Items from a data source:

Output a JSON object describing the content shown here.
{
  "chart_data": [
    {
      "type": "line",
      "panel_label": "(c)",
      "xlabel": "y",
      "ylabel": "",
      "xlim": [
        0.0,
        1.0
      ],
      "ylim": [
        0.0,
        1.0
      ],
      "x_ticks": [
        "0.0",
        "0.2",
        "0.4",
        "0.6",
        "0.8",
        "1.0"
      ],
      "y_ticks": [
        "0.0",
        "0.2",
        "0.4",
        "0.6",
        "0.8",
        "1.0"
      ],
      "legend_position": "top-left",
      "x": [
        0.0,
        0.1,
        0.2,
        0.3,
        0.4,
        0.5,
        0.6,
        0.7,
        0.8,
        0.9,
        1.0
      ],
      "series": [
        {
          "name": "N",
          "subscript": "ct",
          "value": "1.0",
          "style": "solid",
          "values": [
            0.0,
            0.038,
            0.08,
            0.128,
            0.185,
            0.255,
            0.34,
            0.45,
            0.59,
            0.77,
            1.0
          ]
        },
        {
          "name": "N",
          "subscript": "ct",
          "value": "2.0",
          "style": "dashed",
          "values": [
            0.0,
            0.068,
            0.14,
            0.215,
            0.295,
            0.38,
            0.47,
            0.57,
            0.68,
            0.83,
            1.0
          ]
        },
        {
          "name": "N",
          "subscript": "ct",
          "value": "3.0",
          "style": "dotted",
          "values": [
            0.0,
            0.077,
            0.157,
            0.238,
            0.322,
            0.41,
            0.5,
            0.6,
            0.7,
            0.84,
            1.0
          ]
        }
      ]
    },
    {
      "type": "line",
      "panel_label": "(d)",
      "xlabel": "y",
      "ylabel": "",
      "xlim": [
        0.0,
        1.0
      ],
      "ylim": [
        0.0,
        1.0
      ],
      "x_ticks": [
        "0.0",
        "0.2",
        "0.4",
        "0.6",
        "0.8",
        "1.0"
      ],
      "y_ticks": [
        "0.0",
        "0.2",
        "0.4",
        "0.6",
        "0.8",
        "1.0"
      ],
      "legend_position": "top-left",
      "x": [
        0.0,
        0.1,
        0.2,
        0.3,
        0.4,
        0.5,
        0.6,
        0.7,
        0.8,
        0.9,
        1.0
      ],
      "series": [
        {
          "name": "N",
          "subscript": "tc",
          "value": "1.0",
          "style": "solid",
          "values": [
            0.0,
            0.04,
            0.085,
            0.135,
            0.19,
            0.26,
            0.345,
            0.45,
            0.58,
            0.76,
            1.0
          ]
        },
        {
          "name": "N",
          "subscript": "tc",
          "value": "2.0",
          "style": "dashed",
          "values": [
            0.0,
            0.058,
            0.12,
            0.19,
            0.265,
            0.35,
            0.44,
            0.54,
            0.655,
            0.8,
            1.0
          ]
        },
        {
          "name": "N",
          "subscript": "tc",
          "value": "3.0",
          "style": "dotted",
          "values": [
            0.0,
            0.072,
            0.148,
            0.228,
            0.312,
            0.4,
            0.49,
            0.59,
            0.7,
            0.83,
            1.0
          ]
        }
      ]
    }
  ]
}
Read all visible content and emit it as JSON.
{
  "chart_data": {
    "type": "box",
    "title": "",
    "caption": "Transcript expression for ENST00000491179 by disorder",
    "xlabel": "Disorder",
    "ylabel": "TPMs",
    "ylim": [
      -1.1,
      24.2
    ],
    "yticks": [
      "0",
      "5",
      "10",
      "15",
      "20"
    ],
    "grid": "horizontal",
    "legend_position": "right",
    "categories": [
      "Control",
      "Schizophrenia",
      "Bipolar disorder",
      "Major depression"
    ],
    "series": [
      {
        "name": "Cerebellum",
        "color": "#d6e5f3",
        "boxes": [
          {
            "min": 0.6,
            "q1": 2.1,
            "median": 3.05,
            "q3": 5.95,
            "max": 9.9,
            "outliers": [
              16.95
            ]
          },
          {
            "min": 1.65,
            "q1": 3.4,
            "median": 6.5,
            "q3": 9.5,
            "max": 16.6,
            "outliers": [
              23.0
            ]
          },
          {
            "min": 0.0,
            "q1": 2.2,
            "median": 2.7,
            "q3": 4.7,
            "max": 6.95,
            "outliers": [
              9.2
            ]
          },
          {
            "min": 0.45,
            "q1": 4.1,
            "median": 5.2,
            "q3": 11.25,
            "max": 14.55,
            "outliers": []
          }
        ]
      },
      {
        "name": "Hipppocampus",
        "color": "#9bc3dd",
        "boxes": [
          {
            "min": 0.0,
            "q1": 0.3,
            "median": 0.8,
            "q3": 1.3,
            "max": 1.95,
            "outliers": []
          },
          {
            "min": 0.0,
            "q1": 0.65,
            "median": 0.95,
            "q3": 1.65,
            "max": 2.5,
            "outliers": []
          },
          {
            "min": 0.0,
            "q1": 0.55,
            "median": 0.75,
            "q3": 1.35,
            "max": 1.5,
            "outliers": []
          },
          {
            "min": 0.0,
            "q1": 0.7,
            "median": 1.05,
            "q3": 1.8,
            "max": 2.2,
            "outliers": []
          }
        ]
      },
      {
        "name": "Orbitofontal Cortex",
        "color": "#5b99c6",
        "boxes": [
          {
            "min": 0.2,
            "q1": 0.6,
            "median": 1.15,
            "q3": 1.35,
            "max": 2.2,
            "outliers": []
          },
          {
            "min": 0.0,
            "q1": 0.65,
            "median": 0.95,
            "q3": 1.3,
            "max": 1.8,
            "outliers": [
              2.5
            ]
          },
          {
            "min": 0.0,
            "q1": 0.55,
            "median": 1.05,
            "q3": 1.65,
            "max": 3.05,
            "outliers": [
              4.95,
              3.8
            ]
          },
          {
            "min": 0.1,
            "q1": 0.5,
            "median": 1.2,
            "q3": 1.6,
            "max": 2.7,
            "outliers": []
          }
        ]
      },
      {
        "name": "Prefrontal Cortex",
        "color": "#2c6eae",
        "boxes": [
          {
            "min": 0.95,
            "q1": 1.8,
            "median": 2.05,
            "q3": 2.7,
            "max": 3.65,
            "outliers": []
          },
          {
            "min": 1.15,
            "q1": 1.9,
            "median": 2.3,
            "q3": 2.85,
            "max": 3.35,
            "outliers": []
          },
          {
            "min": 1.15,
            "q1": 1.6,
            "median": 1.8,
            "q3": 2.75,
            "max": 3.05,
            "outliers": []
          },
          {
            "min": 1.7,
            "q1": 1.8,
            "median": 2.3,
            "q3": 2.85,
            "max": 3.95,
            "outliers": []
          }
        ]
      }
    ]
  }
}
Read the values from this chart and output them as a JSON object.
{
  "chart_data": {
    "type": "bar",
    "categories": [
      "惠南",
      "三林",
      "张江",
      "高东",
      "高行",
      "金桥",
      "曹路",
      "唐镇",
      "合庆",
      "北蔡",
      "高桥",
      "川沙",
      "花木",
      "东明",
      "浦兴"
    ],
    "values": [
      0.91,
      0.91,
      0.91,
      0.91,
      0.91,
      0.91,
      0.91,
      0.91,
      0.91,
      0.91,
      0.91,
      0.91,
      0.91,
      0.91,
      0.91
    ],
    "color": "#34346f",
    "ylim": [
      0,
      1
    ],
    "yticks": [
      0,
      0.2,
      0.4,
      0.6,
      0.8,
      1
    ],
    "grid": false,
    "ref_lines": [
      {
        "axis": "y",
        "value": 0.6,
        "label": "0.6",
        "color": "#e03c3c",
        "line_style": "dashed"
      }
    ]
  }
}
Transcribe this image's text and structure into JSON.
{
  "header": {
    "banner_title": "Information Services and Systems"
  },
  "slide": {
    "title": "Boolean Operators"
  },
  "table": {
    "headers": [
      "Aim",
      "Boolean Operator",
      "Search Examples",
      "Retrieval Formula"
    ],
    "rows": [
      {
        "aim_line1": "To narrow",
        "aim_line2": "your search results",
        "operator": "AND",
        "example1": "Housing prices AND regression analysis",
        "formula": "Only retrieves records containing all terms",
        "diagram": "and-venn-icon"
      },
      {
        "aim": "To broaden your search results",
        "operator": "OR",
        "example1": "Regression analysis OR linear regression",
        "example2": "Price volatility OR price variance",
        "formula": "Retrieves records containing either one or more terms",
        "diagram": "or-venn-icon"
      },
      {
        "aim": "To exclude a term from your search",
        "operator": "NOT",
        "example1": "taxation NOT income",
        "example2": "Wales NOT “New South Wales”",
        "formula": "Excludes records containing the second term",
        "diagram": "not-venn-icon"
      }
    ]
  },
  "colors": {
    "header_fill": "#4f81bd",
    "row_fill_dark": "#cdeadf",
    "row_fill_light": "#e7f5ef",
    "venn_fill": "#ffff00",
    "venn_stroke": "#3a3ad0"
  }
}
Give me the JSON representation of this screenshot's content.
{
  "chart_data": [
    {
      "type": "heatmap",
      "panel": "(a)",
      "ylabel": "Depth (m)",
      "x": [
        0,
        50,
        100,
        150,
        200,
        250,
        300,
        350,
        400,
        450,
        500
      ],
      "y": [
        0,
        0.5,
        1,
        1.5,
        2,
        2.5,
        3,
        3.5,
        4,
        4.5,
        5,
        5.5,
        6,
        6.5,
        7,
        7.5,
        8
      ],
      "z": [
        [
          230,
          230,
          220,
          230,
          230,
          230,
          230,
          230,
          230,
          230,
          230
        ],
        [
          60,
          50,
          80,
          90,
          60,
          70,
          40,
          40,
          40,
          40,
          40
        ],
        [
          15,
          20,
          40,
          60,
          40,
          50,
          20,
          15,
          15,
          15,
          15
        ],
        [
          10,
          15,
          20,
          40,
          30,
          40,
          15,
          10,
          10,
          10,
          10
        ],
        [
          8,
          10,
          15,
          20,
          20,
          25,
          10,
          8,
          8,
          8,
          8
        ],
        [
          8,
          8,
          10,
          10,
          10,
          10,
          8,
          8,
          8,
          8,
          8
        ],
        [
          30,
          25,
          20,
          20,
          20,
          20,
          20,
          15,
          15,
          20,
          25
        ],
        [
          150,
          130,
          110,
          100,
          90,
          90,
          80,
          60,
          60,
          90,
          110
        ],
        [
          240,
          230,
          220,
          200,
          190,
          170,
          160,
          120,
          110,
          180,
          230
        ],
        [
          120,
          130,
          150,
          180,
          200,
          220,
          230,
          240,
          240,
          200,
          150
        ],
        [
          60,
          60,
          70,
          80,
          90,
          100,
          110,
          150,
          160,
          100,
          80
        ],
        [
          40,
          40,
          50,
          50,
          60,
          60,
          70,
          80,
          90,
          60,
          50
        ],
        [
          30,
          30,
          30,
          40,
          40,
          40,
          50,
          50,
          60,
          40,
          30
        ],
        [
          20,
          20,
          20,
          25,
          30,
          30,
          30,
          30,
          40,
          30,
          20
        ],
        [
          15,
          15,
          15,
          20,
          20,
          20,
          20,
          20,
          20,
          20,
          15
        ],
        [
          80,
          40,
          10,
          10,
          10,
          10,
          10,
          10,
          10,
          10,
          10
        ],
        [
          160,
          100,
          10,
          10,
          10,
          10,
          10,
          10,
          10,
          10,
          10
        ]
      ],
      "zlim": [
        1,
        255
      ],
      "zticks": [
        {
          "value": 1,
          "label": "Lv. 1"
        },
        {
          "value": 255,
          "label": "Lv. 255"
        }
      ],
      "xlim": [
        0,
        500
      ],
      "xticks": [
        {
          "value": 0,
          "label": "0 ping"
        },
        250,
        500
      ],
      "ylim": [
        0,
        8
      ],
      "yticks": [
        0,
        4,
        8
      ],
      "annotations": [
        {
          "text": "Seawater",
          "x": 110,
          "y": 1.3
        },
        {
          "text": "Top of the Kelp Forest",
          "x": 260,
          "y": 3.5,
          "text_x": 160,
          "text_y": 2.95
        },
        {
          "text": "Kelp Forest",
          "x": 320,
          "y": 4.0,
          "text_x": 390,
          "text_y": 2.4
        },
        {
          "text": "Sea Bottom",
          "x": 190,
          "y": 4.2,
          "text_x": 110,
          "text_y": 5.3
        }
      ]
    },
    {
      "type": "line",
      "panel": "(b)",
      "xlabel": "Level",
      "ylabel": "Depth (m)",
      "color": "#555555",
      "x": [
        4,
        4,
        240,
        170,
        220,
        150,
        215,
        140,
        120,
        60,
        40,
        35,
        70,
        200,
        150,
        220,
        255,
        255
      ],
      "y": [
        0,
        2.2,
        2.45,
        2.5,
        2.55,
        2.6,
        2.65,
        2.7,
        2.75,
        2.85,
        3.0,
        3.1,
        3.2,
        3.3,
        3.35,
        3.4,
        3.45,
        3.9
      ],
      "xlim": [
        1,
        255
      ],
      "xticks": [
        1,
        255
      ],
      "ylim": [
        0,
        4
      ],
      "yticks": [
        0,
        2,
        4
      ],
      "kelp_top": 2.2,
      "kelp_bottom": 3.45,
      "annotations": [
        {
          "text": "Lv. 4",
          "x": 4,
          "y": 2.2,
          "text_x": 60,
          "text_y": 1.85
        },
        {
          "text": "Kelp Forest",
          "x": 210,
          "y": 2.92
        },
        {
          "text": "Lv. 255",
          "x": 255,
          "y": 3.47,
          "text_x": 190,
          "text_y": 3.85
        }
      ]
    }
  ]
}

| WHAT YOU HAVE TO DO |
Of the lines in this listing, how many contain "results"? Reply with the number and nothing more.

| COMPLETE ANSWER |
2